## GIVEN ENTRIES

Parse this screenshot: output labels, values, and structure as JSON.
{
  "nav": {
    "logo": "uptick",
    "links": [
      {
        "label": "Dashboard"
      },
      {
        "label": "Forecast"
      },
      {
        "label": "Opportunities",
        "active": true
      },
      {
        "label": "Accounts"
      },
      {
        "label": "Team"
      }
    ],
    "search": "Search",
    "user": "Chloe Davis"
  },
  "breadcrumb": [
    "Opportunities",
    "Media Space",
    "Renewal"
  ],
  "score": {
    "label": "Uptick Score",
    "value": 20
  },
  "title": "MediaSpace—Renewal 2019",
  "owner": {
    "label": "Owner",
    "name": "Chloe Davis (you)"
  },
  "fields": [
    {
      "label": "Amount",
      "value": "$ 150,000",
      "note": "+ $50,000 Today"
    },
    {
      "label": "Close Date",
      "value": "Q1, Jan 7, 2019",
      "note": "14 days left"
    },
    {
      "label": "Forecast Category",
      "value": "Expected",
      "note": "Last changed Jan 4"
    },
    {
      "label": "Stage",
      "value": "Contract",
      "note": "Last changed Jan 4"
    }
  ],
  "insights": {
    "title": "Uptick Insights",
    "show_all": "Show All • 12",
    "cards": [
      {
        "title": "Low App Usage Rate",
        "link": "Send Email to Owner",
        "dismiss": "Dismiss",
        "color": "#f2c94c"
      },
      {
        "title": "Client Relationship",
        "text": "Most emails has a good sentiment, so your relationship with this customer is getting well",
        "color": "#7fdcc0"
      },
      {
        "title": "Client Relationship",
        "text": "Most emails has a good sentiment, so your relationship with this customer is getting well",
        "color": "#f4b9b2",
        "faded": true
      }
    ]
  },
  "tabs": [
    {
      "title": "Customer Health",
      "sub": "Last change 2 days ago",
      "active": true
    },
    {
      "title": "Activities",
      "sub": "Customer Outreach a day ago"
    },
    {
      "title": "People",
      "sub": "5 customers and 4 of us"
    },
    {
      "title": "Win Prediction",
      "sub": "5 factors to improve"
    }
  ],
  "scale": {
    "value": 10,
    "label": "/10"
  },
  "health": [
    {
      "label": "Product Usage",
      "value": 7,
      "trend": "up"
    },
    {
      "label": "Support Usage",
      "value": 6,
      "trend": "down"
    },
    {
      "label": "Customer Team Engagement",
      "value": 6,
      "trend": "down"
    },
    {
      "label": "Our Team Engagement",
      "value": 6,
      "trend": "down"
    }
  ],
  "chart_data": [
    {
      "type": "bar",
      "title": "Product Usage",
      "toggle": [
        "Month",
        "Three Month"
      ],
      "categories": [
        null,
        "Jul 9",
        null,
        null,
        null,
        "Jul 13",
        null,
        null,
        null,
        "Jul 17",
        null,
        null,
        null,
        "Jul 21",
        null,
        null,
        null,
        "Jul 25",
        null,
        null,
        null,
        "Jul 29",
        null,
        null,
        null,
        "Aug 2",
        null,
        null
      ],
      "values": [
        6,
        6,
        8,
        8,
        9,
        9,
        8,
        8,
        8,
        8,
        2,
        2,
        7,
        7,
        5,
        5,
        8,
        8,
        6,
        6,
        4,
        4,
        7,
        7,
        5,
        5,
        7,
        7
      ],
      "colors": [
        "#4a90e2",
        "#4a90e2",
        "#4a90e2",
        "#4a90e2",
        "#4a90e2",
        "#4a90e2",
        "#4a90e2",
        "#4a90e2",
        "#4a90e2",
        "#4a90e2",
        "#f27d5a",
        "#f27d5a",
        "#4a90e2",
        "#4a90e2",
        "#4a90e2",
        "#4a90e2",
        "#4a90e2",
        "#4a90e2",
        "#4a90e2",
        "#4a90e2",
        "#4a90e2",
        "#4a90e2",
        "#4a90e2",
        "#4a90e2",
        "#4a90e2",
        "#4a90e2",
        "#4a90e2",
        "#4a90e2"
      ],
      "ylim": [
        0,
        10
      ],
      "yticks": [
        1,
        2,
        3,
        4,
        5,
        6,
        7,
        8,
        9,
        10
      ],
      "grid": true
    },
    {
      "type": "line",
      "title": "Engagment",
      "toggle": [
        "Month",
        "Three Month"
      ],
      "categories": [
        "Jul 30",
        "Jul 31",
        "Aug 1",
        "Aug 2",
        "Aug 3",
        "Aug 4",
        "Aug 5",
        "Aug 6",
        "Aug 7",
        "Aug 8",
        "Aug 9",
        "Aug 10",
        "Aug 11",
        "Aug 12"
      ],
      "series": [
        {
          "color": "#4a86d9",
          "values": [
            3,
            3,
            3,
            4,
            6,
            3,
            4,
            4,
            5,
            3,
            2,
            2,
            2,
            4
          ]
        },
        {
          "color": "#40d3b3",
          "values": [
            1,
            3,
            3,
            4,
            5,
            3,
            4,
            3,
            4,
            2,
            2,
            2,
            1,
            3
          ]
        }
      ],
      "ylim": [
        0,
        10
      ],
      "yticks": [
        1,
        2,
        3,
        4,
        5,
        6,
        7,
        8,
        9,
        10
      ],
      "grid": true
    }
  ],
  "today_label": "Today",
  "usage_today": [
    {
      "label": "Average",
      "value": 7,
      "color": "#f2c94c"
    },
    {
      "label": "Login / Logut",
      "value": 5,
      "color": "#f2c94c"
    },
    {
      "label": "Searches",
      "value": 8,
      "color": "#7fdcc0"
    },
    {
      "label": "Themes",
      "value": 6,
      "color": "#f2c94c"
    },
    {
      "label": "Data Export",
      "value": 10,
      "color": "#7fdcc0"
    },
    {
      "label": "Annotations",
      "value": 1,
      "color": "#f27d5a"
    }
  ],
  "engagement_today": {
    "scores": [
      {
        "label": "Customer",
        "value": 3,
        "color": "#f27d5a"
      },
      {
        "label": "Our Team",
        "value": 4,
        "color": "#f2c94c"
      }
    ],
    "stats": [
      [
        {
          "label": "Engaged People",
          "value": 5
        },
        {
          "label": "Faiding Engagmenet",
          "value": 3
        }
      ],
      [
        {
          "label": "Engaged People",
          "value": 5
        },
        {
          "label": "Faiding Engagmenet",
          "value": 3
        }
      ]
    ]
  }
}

## EXERCISE BRIEF
Count the lines in the material above where the string "Team" appears, then state only that count.

## RESPONSE TO THE TASK
4